## Written request
Using the data below, copy every line that contains the word "label".

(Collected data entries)
# # # # # # #
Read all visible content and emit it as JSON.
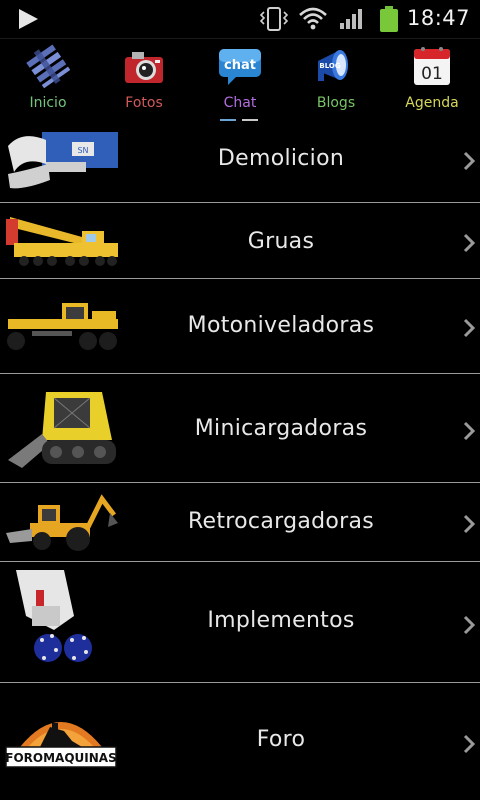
{
  "status_bar": {
    "time": "18:47",
    "icons": [
      "play-icon",
      "vibrate-icon",
      "wifi-icon",
      "signal-icon",
      "battery-icon"
    ]
  },
  "tabs": [
    {
      "label": "Inicio",
      "icon": "inicio-icon",
      "color": "#76c47c"
    },
    {
      "label": "Fotos",
      "icon": "camera-icon",
      "color": "#d05a5a"
    },
    {
      "label": "Chat",
      "icon": "chat-icon",
      "color": "#b36ee0",
      "selected": true
    },
    {
      "label": "Blogs",
      "icon": "blog-megaphone-icon",
      "color": "#79c466"
    },
    {
      "label": "Agenda",
      "icon": "calendar-icon",
      "color": "#d6d65a"
    }
  ],
  "calendar_day": "01",
  "chat_badge": "chat",
  "blog_badge": "BLOG",
  "categories": [
    {
      "label": "Demolicion",
      "thumb": "demolition-shear-image"
    },
    {
      "label": "Gruas",
      "thumb": "crane-truck-image"
    },
    {
      "label": "Motoniveladoras",
      "thumb": "motor-grader-image"
    },
    {
      "label": "Minicargadoras",
      "thumb": "skid-steer-image"
    },
    {
      "label": "Retrocargadoras",
      "thumb": "backhoe-loader-image"
    },
    {
      "label": "Implementos",
      "thumb": "implement-drum-cutter-image"
    },
    {
      "label": "Foro",
      "thumb": "foromaquinas-logo"
    }
  ],
  "foro_logo_text": "FOROMAQUINAS"
}
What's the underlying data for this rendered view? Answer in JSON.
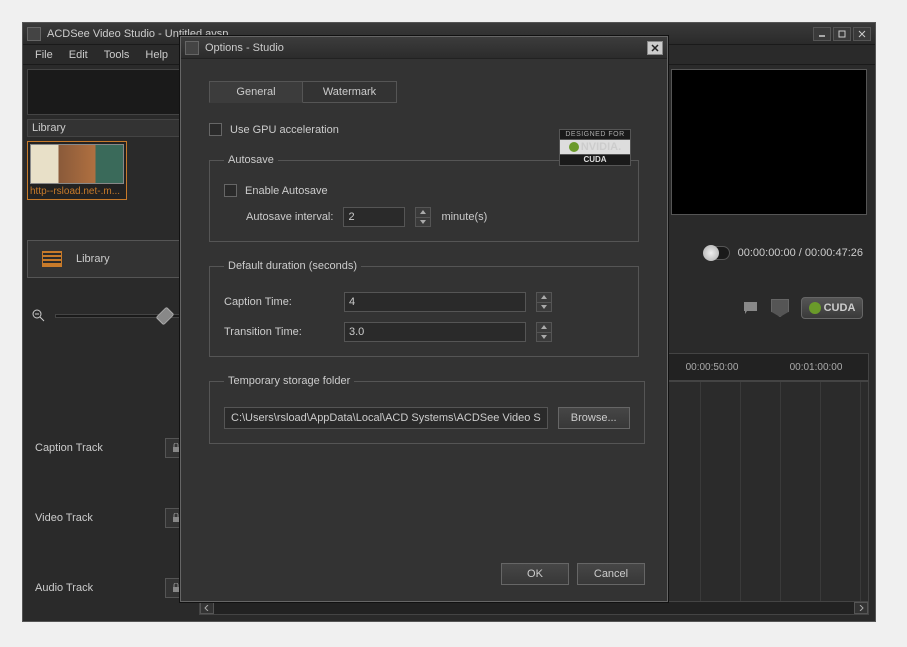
# # # # # # #
## Full solution
      "label": "Inicio",
      "label": "Fotos",
      "label": "Chat",
      "label": "Blogs",
      "label": "Agenda",
      "label": "Demolicion",
      "label": "Gruas",
      "label": "Motoniveladoras",
      "label": "Minicargadoras",
      "label": "Retrocargadoras",
      "label": "Implementos",
      "label": "Foro",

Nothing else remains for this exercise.